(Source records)
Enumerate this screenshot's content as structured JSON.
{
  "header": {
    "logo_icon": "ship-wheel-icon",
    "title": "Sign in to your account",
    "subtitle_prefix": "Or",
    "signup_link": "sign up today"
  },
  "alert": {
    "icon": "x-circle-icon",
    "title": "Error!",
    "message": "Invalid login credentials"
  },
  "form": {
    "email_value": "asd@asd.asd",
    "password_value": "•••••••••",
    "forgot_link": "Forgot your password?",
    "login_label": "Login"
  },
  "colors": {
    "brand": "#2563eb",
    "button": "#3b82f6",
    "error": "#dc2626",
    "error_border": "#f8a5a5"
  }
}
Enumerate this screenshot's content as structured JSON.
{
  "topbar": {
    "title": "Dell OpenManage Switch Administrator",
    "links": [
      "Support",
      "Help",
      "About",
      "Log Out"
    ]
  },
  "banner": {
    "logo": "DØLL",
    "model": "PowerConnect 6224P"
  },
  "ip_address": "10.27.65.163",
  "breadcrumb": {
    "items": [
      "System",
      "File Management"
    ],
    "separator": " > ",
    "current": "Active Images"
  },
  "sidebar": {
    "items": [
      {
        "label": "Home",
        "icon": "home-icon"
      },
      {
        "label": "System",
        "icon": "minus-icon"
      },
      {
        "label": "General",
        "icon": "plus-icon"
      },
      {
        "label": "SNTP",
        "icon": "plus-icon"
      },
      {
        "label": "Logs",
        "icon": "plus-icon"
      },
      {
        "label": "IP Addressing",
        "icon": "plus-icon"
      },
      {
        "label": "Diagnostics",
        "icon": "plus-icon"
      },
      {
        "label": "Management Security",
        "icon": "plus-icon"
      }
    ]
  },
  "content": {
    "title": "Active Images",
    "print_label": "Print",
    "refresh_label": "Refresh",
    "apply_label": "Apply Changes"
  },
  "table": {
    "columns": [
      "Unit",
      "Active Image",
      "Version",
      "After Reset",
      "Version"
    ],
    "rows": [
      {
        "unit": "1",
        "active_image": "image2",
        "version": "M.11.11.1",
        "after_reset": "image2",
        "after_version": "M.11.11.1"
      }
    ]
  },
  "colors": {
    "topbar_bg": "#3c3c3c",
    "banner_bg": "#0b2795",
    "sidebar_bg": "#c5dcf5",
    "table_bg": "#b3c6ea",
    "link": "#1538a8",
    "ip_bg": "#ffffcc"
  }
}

▸ **WRITTEN TASK**:
Every entry needs to be retyped exactly.

▸ **THE OUTPUT**:
Enumerate this screenshot's content as structured JSON.
{
  "header": {
    "logo_icon": "ship-wheel-icon",
    "title": "Sign in to your account",
    "subtitle_prefix": "Or",
    "signup_link": "sign up today"
  },
  "alert": {
    "icon": "x-circle-icon",
    "title": "Error!",
    "message": "Invalid login credentials"
  },
  "form": {
    "email_value": "asd@asd.asd",
    "password_value": "•••••••••",
    "forgot_link": "Forgot your password?",
    "login_label": "Login"
  },
  "colors": {
    "brand": "#2563eb",
    "button": "#3b82f6",
    "error": "#dc2626",
    "error_border": "#f8a5a5"
  }
}
Enumerate this screenshot's content as structured JSON.
{
  "topbar": {
    "title": "Dell OpenManage Switch Administrator",
    "links": [
      "Support",
      "Help",
      "About",
      "Log Out"
    ]
  },
  "banner": {
    "logo": "DØLL",
    "model": "PowerConnect 6224P"
  },
  "ip_address": "10.27.65.163",
  "breadcrumb": {
    "items": [
      "System",
      "File Management"
    ],
    "separator": " > ",
    "current": "Active Images"
  },
  "sidebar": {
    "items": [
      {
        "label": "Home",
        "icon": "home-icon"
      },
      {
        "label": "System",
        "icon": "minus-icon"
      },
      {
        "label": "General",
        "icon": "plus-icon"
      },
      {
        "label": "SNTP",
        "icon": "plus-icon"
      },
      {
        "label": "Logs",
        "icon": "plus-icon"
      },
      {
        "label": "IP Addressing",
        "icon": "plus-icon"
      },
      {
        "label": "Diagnostics",
        "icon": "plus-icon"
      },
      {
        "label": "Management Security",
        "icon": "plus-icon"
      }
    ]
  },
  "content": {
    "title": "Active Images",
    "print_label": "Print",
    "refresh_label": "Refresh",
    "apply_label": "Apply Changes"
  },
  "table": {
    "columns": [
      "Unit",
      "Active Image",
      "Version",
      "After Reset",
      "Version"
    ],
    "rows": [
      {
        "unit": "1",
        "active_image": "image2",
        "version": "M.11.11.1",
        "after_reset": "image2",
        "after_version": "M.11.11.1"
      }
    ]
  },
  "colors": {
    "topbar_bg": "#3c3c3c",
    "banner_bg": "#0b2795",
    "sidebar_bg": "#c5dcf5",
    "table_bg": "#b3c6ea",
    "link": "#1538a8",
    "ip_bg": "#ffffcc"
  }
}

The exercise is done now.